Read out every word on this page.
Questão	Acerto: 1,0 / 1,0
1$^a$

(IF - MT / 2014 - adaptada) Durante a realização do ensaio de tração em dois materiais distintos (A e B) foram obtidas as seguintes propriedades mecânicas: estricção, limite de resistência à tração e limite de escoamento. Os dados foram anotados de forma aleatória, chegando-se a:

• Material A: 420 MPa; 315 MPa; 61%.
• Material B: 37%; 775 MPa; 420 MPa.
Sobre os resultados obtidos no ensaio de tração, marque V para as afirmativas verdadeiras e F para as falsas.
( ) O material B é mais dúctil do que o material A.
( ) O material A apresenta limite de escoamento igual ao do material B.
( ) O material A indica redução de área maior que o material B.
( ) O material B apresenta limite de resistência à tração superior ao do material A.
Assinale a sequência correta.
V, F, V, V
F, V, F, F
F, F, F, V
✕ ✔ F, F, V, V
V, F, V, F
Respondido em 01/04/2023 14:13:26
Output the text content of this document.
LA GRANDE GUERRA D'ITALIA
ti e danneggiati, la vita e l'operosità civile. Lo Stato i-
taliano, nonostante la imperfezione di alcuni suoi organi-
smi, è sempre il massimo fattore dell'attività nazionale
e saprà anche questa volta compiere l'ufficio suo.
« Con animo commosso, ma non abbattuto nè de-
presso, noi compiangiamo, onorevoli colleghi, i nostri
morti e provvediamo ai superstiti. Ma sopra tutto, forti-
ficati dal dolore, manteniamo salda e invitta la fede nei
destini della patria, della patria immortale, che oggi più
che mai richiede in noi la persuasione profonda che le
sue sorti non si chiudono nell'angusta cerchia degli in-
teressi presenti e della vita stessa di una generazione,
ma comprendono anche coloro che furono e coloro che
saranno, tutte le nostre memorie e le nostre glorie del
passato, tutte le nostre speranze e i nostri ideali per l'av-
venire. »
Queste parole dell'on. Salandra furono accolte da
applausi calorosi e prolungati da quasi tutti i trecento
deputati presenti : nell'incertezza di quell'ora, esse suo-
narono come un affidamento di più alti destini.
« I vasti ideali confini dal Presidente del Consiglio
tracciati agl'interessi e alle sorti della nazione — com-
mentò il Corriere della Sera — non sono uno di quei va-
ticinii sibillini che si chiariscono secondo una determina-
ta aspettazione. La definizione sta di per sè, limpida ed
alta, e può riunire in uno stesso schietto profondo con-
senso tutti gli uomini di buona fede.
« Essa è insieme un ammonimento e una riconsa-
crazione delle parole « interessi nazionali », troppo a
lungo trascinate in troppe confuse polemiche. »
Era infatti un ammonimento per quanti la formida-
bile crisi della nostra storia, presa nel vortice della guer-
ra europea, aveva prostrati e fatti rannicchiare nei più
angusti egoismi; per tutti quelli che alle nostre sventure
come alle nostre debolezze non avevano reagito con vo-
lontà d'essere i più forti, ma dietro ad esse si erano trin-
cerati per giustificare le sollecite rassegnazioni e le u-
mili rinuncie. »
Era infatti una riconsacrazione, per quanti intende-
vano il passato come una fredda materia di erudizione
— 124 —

▸ **INSTRUCTIONS TO FOLLOW**: Write each line above out exactly.

▸ **REPLY TO THE EXERCISE**:
Read out every word on this page.
Questão	Acerto: 1,0 / 1,0
1$^a$

(IF - MT / 2014 - adaptada) Durante a realização do ensaio de tração em dois materiais distintos (A e B) foram obtidas as seguintes propriedades mecânicas: estricção, limite de resistência à tração e limite de escoamento. Os dados foram anotados de forma aleatória, chegando-se a:

• Material A: 420 MPa; 315 MPa; 61%.
• Material B: 37%; 775 MPa; 420 MPa.
Sobre os resultados obtidos no ensaio de tração, marque V para as afirmativas verdadeiras e F para as falsas.
( ) O material B é mais dúctil do que o material A.
( ) O material A apresenta limite de escoamento igual ao do material B.
( ) O material A indica redução de área maior que o material B.
( ) O material B apresenta limite de resistência à tração superior ao do material A.
Assinale a sequência correta.
V, F, V, V
F, V, F, F
F, F, F, V
✕ ✔ F, F, V, V
V, F, V, F
Respondido em 01/04/2023 14:13:26
Output the text content of this document.
LA GRANDE GUERRA D'ITALIA
ti e danneggiati, la vita e l'operosità civile. Lo Stato i-
taliano, nonostante la imperfezione di alcuni suoi organi-
smi, è sempre il massimo fattore dell'attività nazionale
e saprà anche questa volta compiere l'ufficio suo.
« Con animo commosso, ma non abbattuto nè de-
presso, noi compiangiamo, onorevoli colleghi, i nostri
morti e provvediamo ai superstiti. Ma sopra tutto, forti-
ficati dal dolore, manteniamo salda e invitta la fede nei
destini della patria, della patria immortale, che oggi più
che mai richiede in noi la persuasione profonda che le
sue sorti non si chiudono nell'angusta cerchia degli in-
teressi presenti e della vita stessa di una generazione,
ma comprendono anche coloro che furono e coloro che
saranno, tutte le nostre memorie e le nostre glorie del
passato, tutte le nostre speranze e i nostri ideali per l'av-
venire. »
Queste parole dell'on. Salandra furono accolte da
applausi calorosi e prolungati da quasi tutti i trecento
deputati presenti : nell'incertezza di quell'ora, esse suo-
narono come un affidamento di più alti destini.
« I vasti ideali confini dal Presidente del Consiglio
tracciati agl'interessi e alle sorti della nazione — com-
mentò il Corriere della Sera — non sono uno di quei va-
ticinii sibillini che si chiariscono secondo una determina-
ta aspettazione. La definizione sta di per sè, limpida ed
alta, e può riunire in uno stesso schietto profondo con-
senso tutti gli uomini di buona fede.
« Essa è insieme un ammonimento e una riconsa-
crazione delle parole « interessi nazionali », troppo a
lungo trascinate in troppe confuse polemiche. »
Era infatti un ammonimento per quanti la formida-
bile crisi della nostra storia, presa nel vortice della guer-
ra europea, aveva prostrati e fatti rannicchiare nei più
angusti egoismi; per tutti quelli che alle nostre sventure
come alle nostre debolezze non avevano reagito con vo-
lontà d'essere i più forti, ma dietro ad esse si erano trin-
cerati per giustificare le sollecite rassegnazioni e le u-
mili rinuncie. »
Era infatti una riconsacrazione, per quanti intende-
vano il passato come una fredda materia di erudizione
— 124 —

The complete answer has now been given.